- **SOURCE TEXT**:
--- begin ---
This mechanism is also a pure reduction operation, since the input to the layer is a matrix and the output is a vector. However, unlike the previous mechanism, it learns an implicit context vector u, in addition to W and b, as part of the training process. You can see this by the presence of a u vector entering the softmax and in the formula for αt.

Code for this Attention class can be found in the AttentionMC class in the custom layer code.

Matrix + Vector to Vector (Cho)

Unlike the previous two mechanisms, this takes an additional context vector that is explicitly provided along with the input signal matrix from the Encode step. This can be a vector that is generated by some external means that is somehow representative of the input. In our case, I just took the max pool of the input matrix along the time dimension. The process of creating the alignment vector is the same as the first mechanism. However, there is now an additional weight that learns how much weight to give to the provided context vector, in addition to the weights W and b.

Code for this Attention class can be found in the AttentionMV class in the code for the custom layers.

As you may have noticed, the code for the various custom layers is fairly repetitive. We declare the weights in the build() method and the computations with the weights and signals in the call() method. In addition, we support input masking via the presence of the compute_mask() method. The get_config() method is needed when trying to save and load the model. Keras provides some guidance on building custom layers, but a lot of the information is scattered around in Keras issues and various blog posts. The Keras website is notable, among other things, for the quality of its documentation, but somehow custom layers haven't received the same kind of love and attention. I am guessing that perhaps it is because this is closer to the internals and hence more changeable, so harder to maintain, and also once you are doing custom layers, you are expected to be able to read the code yourself.

So there you have it. This is Honnibal's 4-step recipe for deep learning NLP pipelines, and how I used it for one of the use cases I talked about at PyData. I hope you found the information about Attention and how to create your own Attention implementations useful.


  1. Yang, Z, et al (2016). Hierarchical attention networks for document classification. In Proceedings of NAACL-HLT (pp. 1480-1489).
  2. Raffel, C, & Ellis, D. P (2015). Feed-forward networks with attention can solve some long term memory problems. arXiv preprint arXiv:1512.08756.
--- end ---
- **TASK LIST**:
[a] According to the source text, how was the explicit context vector produced for the Cho mechanism?
[b] Reproduce the source text word for word between "1. Yang, Z, et" and "arXiv preprint arXiv:1512.08756.", inclusive.
[c] Name every method of the custom layer code that the source text mentions.

(Coordinate annotation rows)
--- begin ---
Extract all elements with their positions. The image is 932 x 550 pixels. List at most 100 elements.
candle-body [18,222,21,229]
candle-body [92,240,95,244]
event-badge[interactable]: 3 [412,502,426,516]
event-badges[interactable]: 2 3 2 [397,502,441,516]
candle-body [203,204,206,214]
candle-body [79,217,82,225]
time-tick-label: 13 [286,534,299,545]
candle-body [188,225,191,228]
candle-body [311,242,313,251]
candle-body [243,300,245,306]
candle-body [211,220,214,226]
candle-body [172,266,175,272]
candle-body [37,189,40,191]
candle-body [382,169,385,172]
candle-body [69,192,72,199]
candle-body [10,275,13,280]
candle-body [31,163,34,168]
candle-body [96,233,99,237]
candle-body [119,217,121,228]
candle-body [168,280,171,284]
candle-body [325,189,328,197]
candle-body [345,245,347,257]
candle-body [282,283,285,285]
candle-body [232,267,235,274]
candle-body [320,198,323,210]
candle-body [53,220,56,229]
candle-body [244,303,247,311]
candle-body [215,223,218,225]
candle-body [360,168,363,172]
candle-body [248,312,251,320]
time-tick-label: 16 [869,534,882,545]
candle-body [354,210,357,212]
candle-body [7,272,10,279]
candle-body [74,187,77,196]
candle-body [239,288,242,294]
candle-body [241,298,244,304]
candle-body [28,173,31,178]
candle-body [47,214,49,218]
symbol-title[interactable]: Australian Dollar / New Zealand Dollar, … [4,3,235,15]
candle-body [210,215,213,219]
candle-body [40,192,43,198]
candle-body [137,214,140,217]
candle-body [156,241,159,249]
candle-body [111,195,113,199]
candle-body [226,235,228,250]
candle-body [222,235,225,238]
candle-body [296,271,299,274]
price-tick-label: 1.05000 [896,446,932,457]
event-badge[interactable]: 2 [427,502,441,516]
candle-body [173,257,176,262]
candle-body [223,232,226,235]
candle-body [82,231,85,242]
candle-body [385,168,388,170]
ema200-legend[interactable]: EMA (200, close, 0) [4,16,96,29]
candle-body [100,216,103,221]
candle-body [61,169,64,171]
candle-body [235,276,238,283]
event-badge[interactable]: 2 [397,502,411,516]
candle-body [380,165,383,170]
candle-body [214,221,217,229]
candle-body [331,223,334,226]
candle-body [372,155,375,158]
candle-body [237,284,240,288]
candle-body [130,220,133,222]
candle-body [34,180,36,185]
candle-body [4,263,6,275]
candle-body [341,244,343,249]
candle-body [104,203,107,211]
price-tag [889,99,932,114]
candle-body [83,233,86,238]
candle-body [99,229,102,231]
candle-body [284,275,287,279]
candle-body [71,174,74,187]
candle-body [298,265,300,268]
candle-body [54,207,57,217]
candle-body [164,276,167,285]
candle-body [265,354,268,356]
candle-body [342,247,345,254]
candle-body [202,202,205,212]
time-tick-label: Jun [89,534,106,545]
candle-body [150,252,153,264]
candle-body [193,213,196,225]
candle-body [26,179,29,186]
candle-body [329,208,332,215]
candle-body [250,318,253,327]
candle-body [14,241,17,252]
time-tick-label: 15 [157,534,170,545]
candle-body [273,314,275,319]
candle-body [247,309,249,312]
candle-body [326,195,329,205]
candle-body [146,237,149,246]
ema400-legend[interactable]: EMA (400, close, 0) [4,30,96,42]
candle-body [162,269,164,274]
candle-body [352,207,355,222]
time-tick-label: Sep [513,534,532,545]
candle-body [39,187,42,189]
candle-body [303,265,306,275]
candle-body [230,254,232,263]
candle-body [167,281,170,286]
--- end ---
- **SOLUTIONS TO THE EXERCISE**:
[a] By taking the max pool of the input matrix along the time dimension.

[b]
1. Yang, Z, et al (2016). Hierarchical attention networks for document classification. In Proceedings of NAACL-HLT (pp. 1480-1489).
  2. Raffel, C, & Ellis, D. P (2015). Feed-forward networks with attention can solve some long term memory problems. arXiv preprint arXiv:1512.08756.

[c] build(), call(), compute_mask(), get_config()